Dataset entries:
####

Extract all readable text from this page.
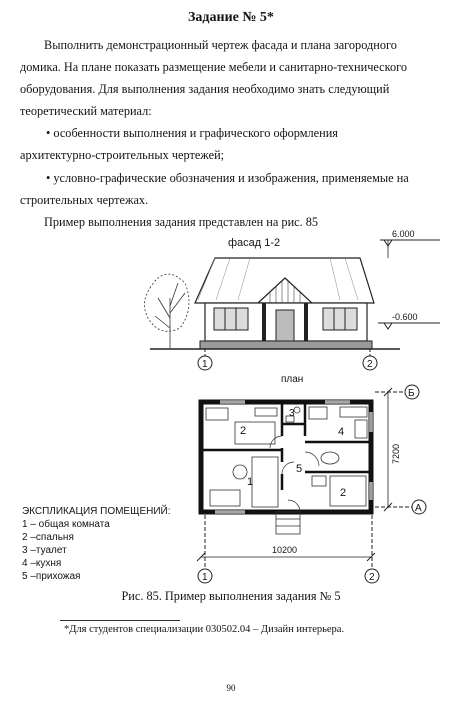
Задание № 5*
Выполнить демонстрационный чертеж фасада и плана загородного
домика. На плане показать размещение мебели и санитарно-технического
оборудования. Для выполнения задания необходимо знать следующий
теоретический материал:
• особенности выполнения и графического оформления
архитектурно-строительных чертежей;
• условно-графические обозначения и изображения, применяемые на
строительных чертежах.
Пример выполнения задания представлен на рис. 85
фасад 1-2
6.000
-0.600
1	2
план
Б
А
7200
2
3
4
1
5
2
10200
1	2
ЭКСПЛИКАЦИЯ ПОМЕЩЕНИЙ:
1 – общая комната
2 –спальня
3 –туалет
4 –кухня
5 –прихожая
Рис. 85. Пример выполнения задания № 5
*Для студентов специализации 030502.04 – Дизайн интерьера.
90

####

- [OBJECTIVE] From the data above, pick out each line containing "строительных" and copy it.

- [REPLY TO THE TASK]
архитектурно-строительных чертежей;
строительных чертежах.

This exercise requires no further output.